Task objective: Pull out every line in the data that has the string "title" in it.

Data shown:

┄┄┄┄┄┄┄┄┄┄┄┄┄┄┄┄┄┄┄┄

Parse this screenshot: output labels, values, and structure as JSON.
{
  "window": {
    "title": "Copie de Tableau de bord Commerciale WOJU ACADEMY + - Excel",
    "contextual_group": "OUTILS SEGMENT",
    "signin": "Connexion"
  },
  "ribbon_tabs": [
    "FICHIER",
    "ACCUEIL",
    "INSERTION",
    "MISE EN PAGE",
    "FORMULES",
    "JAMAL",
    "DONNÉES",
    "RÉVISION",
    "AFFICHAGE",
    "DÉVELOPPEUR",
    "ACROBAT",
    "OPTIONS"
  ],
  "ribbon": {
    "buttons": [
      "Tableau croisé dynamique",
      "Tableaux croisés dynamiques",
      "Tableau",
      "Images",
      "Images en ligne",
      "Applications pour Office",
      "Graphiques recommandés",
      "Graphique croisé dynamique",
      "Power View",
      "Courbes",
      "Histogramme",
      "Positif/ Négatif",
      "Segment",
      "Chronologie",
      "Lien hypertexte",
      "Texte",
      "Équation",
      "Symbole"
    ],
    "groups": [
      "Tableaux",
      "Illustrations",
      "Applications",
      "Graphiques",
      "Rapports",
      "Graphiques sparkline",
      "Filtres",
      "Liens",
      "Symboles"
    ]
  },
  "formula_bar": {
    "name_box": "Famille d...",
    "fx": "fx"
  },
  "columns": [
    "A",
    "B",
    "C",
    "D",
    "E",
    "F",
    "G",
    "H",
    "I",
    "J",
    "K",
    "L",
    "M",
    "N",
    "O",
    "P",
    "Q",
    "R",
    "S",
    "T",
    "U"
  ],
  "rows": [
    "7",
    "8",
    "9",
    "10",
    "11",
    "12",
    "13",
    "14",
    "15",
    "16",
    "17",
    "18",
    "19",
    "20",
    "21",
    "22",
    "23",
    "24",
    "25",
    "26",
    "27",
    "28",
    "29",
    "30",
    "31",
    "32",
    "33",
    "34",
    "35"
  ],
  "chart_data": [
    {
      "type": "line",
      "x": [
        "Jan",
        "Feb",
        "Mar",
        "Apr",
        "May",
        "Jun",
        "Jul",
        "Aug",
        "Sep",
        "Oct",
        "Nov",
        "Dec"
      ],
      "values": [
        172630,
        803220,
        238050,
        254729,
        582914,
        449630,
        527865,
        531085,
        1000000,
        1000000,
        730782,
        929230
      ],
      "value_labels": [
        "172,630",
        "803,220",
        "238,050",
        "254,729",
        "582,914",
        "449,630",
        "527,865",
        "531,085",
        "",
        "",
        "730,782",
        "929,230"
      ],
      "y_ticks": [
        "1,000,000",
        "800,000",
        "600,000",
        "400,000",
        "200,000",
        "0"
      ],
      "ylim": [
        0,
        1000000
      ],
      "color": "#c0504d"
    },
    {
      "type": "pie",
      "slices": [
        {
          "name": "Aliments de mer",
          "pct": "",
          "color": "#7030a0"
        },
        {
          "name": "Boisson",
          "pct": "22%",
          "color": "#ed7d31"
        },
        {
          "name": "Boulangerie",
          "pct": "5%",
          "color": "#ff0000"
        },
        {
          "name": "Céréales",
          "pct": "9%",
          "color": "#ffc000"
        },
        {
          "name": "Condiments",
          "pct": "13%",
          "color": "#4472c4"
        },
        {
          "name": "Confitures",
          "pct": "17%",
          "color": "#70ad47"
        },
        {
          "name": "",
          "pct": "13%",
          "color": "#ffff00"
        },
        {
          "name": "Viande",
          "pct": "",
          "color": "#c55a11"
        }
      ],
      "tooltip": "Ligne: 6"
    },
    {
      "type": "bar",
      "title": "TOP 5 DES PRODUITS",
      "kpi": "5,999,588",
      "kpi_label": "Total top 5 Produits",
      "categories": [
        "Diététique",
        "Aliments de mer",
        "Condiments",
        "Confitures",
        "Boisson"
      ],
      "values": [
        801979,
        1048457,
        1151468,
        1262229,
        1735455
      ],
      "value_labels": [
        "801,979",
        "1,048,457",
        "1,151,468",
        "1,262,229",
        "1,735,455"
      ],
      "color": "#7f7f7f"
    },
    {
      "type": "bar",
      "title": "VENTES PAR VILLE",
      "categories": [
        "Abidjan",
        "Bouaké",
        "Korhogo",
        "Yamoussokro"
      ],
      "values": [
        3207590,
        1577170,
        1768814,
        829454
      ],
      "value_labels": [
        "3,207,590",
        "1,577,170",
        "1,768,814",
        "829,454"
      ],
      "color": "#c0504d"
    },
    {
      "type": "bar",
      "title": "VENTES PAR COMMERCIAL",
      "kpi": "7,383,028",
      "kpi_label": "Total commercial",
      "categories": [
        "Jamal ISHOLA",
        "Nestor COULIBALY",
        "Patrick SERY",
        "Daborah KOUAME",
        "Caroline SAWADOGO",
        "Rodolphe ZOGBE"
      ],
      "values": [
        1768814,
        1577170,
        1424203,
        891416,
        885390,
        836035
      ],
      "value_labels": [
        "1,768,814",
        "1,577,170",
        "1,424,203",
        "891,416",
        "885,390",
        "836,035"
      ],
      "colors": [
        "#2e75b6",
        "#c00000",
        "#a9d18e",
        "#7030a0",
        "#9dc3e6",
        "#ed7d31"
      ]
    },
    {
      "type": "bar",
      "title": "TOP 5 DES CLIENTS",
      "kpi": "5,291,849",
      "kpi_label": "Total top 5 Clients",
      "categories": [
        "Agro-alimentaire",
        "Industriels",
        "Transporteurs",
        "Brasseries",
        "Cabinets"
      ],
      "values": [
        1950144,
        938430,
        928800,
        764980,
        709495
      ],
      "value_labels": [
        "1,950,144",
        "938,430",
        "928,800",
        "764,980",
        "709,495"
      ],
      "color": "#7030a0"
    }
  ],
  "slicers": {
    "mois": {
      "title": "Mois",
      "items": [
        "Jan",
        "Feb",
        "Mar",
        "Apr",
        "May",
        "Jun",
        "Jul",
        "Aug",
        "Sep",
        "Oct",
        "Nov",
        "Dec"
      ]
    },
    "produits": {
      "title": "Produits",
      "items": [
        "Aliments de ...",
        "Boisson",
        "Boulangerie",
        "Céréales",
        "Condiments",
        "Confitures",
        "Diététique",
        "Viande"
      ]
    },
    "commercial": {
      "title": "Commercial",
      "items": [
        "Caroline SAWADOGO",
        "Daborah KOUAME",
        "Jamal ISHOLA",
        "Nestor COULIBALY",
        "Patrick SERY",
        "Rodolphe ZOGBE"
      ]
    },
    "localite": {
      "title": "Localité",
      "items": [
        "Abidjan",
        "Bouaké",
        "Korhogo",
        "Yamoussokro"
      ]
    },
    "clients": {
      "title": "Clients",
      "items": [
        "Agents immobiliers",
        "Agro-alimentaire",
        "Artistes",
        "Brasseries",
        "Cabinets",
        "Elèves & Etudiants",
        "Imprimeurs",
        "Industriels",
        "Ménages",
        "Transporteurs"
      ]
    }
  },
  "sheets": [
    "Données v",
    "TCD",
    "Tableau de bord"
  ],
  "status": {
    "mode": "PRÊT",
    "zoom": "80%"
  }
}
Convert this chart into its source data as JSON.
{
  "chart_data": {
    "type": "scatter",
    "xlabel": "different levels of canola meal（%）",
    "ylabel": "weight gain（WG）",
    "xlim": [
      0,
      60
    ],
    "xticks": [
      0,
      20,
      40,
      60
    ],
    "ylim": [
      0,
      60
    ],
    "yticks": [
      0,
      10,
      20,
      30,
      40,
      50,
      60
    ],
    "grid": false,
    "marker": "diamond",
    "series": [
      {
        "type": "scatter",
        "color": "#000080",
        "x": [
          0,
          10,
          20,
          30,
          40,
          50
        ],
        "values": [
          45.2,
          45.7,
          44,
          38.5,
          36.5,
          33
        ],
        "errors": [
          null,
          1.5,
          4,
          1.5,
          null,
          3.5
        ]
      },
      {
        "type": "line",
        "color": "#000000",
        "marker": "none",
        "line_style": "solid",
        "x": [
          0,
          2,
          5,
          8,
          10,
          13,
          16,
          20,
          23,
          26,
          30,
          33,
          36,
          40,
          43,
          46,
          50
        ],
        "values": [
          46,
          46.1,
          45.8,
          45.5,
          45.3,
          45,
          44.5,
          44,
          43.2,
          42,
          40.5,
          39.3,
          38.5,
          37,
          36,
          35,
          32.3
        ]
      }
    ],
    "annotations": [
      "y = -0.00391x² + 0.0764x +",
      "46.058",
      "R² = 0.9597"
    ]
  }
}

┄┄┄┄┄┄┄┄┄┄┄┄┄┄┄┄┄┄┄┄

Solved problem:
    "title": "Copie de Tableau de bord Commerciale WOJU ACADEMY + - Excel",
      "title": "TOP 5 DES PRODUITS",
      "title": "VENTES PAR VILLE",
      "title": "VENTES PAR COMMERCIAL",
      "title": "TOP 5 DES CLIENTS",
      "title": "Mois",
      "title": "Produits",
      "title": "Commercial",
      "title": "Localité",
      "title": "Clients",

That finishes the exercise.